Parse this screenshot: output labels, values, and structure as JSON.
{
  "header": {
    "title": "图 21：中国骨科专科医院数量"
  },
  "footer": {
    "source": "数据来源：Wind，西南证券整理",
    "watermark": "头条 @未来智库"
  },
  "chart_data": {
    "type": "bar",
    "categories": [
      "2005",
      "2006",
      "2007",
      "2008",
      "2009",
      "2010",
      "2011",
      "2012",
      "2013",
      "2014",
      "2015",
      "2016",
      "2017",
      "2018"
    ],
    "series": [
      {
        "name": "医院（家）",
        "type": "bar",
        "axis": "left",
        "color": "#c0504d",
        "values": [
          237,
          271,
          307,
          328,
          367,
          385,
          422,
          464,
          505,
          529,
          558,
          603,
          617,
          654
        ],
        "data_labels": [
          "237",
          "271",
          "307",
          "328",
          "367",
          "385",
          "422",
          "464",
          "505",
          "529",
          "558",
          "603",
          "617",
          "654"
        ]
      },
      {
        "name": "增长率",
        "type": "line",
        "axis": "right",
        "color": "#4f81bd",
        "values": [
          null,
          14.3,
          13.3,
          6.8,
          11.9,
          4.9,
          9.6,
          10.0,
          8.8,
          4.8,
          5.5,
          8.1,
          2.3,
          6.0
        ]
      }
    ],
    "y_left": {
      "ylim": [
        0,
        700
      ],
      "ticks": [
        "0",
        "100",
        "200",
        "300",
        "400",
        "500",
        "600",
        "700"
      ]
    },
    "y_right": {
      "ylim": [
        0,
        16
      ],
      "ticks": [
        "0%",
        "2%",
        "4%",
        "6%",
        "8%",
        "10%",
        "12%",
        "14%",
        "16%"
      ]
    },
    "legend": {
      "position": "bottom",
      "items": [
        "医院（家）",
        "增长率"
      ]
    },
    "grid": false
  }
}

════════════════

**WORK TO BE COMPLETED:** Copy every record exactly as presented.

**TASK OUTPUT:**
Parse this screenshot: output labels, values, and structure as JSON.
{
  "header": {
    "title": "图 21：中国骨科专科医院数量"
  },
  "footer": {
    "source": "数据来源：Wind，西南证券整理",
    "watermark": "头条 @未来智库"
  },
  "chart_data": {
    "type": "bar",
    "categories": [
      "2005",
      "2006",
      "2007",
      "2008",
      "2009",
      "2010",
      "2011",
      "2012",
      "2013",
      "2014",
      "2015",
      "2016",
      "2017",
      "2018"
    ],
    "series": [
      {
        "name": "医院（家）",
        "type": "bar",
        "axis": "left",
        "color": "#c0504d",
        "values": [
          237,
          271,
          307,
          328,
          367,
          385,
          422,
          464,
          505,
          529,
          558,
          603,
          617,
          654
        ],
        "data_labels": [
          "237",
          "271",
          "307",
          "328",
          "367",
          "385",
          "422",
          "464",
          "505",
          "529",
          "558",
          "603",
          "617",
          "654"
        ]
      },
      {
        "name": "增长率",
        "type": "line",
        "axis": "right",
        "color": "#4f81bd",
        "values": [
          null,
          14.3,
          13.3,
          6.8,
          11.9,
          4.9,
          9.6,
          10.0,
          8.8,
          4.8,
          5.5,
          8.1,
          2.3,
          6.0
        ]
      }
    ],
    "y_left": {
      "ylim": [
        0,
        700
      ],
      "ticks": [
        "0",
        "100",
        "200",
        "300",
        "400",
        "500",
        "600",
        "700"
      ]
    },
    "y_right": {
      "ylim": [
        0,
        16
      ],
      "ticks": [
        "0%",
        "2%",
        "4%",
        "6%",
        "8%",
        "10%",
        "12%",
        "14%",
        "16%"
      ]
    },
    "legend": {
      "position": "bottom",
      "items": [
        "医院（家）",
        "增长率"
      ]
    },
    "grid": false
  }
}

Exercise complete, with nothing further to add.